Exercise aim: Copy out every line of the records below verbatim, keeping each character and line break as given.

Material for this task:
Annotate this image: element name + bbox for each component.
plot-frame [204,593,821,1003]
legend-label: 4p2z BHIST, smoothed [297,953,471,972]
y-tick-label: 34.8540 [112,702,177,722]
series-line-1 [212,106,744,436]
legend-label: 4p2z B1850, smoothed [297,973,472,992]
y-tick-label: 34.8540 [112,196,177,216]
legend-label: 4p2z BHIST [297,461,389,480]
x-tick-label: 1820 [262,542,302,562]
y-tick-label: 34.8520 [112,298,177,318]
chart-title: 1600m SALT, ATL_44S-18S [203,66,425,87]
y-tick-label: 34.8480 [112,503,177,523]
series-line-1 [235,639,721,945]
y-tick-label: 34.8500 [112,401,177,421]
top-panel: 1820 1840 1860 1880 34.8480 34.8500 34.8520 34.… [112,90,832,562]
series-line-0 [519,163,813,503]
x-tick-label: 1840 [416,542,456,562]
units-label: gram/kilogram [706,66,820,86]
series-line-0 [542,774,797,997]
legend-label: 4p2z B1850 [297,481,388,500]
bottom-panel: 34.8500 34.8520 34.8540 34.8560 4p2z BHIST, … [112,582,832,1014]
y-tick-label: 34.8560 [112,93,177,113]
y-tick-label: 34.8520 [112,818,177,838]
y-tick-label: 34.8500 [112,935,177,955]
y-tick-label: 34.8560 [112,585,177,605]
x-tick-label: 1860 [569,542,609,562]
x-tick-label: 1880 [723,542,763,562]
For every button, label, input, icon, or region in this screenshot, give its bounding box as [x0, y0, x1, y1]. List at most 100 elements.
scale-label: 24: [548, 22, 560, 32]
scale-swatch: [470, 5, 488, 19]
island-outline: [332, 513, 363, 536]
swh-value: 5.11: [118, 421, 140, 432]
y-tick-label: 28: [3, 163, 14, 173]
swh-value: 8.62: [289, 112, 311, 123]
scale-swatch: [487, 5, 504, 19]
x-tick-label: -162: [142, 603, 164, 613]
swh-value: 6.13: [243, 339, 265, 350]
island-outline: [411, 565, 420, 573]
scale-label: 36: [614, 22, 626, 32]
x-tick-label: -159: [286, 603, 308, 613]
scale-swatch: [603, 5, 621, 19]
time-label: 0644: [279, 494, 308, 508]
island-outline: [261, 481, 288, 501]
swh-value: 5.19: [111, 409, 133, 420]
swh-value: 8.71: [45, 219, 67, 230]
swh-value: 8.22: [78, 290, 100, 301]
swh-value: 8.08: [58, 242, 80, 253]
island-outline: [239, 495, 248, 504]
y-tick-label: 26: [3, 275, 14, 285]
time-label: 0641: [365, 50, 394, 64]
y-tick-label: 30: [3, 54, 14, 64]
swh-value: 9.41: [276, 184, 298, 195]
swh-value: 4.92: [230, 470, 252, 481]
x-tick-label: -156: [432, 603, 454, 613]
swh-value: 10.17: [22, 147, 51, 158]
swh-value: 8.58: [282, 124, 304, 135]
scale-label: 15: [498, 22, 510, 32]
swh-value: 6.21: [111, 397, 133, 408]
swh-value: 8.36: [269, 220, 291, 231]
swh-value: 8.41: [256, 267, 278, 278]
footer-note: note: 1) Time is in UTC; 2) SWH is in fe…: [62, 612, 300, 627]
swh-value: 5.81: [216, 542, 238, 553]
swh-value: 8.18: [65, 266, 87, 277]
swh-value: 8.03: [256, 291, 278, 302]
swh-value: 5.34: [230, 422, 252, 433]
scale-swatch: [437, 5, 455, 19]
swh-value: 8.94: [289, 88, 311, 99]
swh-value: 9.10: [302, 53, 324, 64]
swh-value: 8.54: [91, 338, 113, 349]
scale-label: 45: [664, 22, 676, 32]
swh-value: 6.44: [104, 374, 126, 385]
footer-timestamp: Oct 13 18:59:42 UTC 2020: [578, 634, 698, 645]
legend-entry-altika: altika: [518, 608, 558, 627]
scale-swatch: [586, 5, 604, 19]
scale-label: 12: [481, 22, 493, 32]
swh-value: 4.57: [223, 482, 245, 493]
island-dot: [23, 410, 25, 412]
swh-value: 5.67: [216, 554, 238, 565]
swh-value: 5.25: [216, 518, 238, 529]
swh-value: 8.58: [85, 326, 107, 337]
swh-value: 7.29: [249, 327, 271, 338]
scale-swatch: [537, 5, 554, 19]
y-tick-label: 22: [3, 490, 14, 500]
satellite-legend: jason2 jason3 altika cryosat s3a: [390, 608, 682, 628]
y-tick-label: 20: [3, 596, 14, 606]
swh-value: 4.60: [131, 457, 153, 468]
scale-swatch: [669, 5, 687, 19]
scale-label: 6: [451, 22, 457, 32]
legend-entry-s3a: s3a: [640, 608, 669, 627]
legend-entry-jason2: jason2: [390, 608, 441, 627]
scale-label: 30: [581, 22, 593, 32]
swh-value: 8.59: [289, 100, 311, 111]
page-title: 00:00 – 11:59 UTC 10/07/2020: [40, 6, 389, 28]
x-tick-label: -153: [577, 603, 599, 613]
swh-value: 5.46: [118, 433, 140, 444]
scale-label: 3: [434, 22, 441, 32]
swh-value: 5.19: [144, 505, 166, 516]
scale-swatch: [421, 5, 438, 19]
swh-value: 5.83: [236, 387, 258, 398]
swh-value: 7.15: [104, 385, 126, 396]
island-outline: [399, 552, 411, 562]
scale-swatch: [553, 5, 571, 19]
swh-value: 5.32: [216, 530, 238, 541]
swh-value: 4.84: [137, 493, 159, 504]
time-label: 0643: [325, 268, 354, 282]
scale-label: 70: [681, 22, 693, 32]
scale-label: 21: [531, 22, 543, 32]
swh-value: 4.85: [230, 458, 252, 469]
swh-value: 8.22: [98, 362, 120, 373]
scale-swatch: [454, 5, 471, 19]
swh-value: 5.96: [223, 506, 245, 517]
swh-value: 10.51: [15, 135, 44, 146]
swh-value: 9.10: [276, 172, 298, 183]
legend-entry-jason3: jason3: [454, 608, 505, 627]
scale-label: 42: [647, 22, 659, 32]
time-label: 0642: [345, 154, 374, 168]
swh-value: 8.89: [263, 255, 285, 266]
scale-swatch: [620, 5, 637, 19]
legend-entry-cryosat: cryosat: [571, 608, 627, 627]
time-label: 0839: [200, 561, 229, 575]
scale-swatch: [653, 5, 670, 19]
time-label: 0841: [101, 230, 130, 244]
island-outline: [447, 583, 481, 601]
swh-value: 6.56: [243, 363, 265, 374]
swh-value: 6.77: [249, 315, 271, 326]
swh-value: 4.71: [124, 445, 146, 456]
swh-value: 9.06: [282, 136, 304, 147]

Task result:
Annotate this image: element name + bbox for each component.
plot-frame [204,593,821,1003]
legend-label: 4p2z BHIST, smoothed [297,953,471,972]
y-tick-label: 34.8540 [112,702,177,722]
series-line-1 [212,106,744,436]
legend-label: 4p2z B1850, smoothed [297,973,472,992]
y-tick-label: 34.8540 [112,196,177,216]
legend-label: 4p2z BHIST [297,461,389,480]
x-tick-label: 1820 [262,542,302,562]
y-tick-label: 34.8520 [112,298,177,318]
chart-title: 1600m SALT, ATL_44S-18S [203,66,425,87]
y-tick-label: 34.8480 [112,503,177,523]
series-line-1 [235,639,721,945]
y-tick-label: 34.8500 [112,401,177,421]
top-panel: 1820 1840 1860 1880 34.8480 34.8500 34.8520 34.… [112,90,832,562]
series-line-0 [519,163,813,503]
x-tick-label: 1840 [416,542,456,562]
units-label: gram/kilogram [706,66,820,86]
series-line-0 [542,774,797,997]
legend-label: 4p2z B1850 [297,481,388,500]
bottom-panel: 34.8500 34.8520 34.8540 34.8560 4p2z BHIST, … [112,582,832,1014]
y-tick-label: 34.8560 [112,93,177,113]
y-tick-label: 34.8520 [112,818,177,838]
y-tick-label: 34.8500 [112,935,177,955]
y-tick-label: 34.8560 [112,585,177,605]
x-tick-label: 1860 [569,542,609,562]
x-tick-label: 1880 [723,542,763,562]
For every button, label, input, icon, or region in this screenshot, give its bounding box as [x0, y0, x1, y1]. List at most 100 elements.
scale-label: 24: [548, 22, 560, 32]
scale-swatch: [470, 5, 488, 19]
island-outline: [332, 513, 363, 536]
swh-value: 5.11: [118, 421, 140, 432]
y-tick-label: 28: [3, 163, 14, 173]
swh-value: 8.62: [289, 112, 311, 123]
scale-swatch: [487, 5, 504, 19]
x-tick-label: -162: [142, 603, 164, 613]
swh-value: 6.13: [243, 339, 265, 350]
island-outline: [411, 565, 420, 573]
scale-label: 36: [614, 22, 626, 32]
x-tick-label: -159: [286, 603, 308, 613]
scale-swatch: [603, 5, 621, 19]
time-label: 0644: [279, 494, 308, 508]
island-outline: [261, 481, 288, 501]
swh-value: 5.19: [111, 409, 133, 420]
swh-value: 8.71: [45, 219, 67, 230]
swh-value: 8.22: [78, 290, 100, 301]
swh-value: 8.08: [58, 242, 80, 253]
island-outline: [239, 495, 248, 504]
y-tick-label: 26: [3, 275, 14, 285]
time-label: 0641: [365, 50, 394, 64]
y-tick-label: 30: [3, 54, 14, 64]
swh-value: 9.41: [276, 184, 298, 195]
swh-value: 4.92: [230, 470, 252, 481]
x-tick-label: -156: [432, 603, 454, 613]
swh-value: 10.17: [22, 147, 51, 158]
swh-value: 8.58: [282, 124, 304, 135]
scale-label: 15: [498, 22, 510, 32]
swh-value: 6.21: [111, 397, 133, 408]
swh-value: 8.36: [269, 220, 291, 231]
swh-value: 8.41: [256, 267, 278, 278]
footer-note: note: 1) Time is in UTC; 2) SWH is in fe…: [62, 612, 300, 627]
swh-value: 5.81: [216, 542, 238, 553]
swh-value: 8.18: [65, 266, 87, 277]
swh-value: 8.03: [256, 291, 278, 302]
swh-value: 5.34: [230, 422, 252, 433]
scale-swatch: [437, 5, 455, 19]
swh-value: 8.94: [289, 88, 311, 99]
swh-value: 9.10: [302, 53, 324, 64]
swh-value: 8.54: [91, 338, 113, 349]
scale-label: 45: [664, 22, 676, 32]
swh-value: 6.44: [104, 374, 126, 385]
footer-timestamp: Oct 13 18:59:42 UTC 2020: [578, 634, 698, 645]
legend-entry-altika: altika: [518, 608, 558, 627]
scale-swatch: [586, 5, 604, 19]
scale-label: 12: [481, 22, 493, 32]
swh-value: 4.57: [223, 482, 245, 493]
island-dot: [23, 410, 25, 412]
swh-value: 5.67: [216, 554, 238, 565]
swh-value: 5.25: [216, 518, 238, 529]
swh-value: 8.58: [85, 326, 107, 337]
swh-value: 7.29: [249, 327, 271, 338]
scale-swatch: [537, 5, 554, 19]
y-tick-label: 22: [3, 490, 14, 500]
satellite-legend: jason2 jason3 altika cryosat s3a: [390, 608, 682, 628]
y-tick-label: 20: [3, 596, 14, 606]
swh-value: 4.60: [131, 457, 153, 468]
scale-swatch: [669, 5, 687, 19]
scale-label: 6: [451, 22, 457, 32]
legend-entry-s3a: s3a: [640, 608, 669, 627]
legend-entry-jason2: jason2: [390, 608, 441, 627]
scale-label: 30: [581, 22, 593, 32]
swh-value: 8.59: [289, 100, 311, 111]
page-title: 00:00 – 11:59 UTC 10/07/2020: [40, 6, 389, 28]
x-tick-label: -153: [577, 603, 599, 613]
swh-value: 5.46: [118, 433, 140, 444]
scale-label: 3: [434, 22, 441, 32]
swh-value: 5.19: [144, 505, 166, 516]
scale-swatch: [421, 5, 438, 19]
swh-value: 5.83: [236, 387, 258, 398]
swh-value: 7.15: [104, 385, 126, 396]
island-outline: [399, 552, 411, 562]
scale-swatch: [553, 5, 571, 19]
swh-value: 5.32: [216, 530, 238, 541]
swh-value: 4.84: [137, 493, 159, 504]
time-label: 0643: [325, 268, 354, 282]
scale-label: 70: [681, 22, 693, 32]
scale-label: 21: [531, 22, 543, 32]
swh-value: 4.85: [230, 458, 252, 469]
swh-value: 8.22: [98, 362, 120, 373]
scale-swatch: [454, 5, 471, 19]
swh-value: 5.96: [223, 506, 245, 517]
swh-value: 10.51: [15, 135, 44, 146]
swh-value: 9.10: [276, 172, 298, 183]
legend-entry-jason3: jason3: [454, 608, 505, 627]
scale-label: 42: [647, 22, 659, 32]
time-label: 0642: [345, 154, 374, 168]
swh-value: 8.89: [263, 255, 285, 266]
scale-swatch: [620, 5, 637, 19]
legend-entry-cryosat: cryosat: [571, 608, 627, 627]
time-label: 0839: [200, 561, 229, 575]
scale-swatch: [653, 5, 670, 19]
time-label: 0841: [101, 230, 130, 244]
island-outline: [447, 583, 481, 601]
swh-value: 6.56: [243, 363, 265, 374]
swh-value: 6.77: [249, 315, 271, 326]
swh-value: 4.71: [124, 445, 146, 456]
swh-value: 9.06: [282, 136, 304, 147]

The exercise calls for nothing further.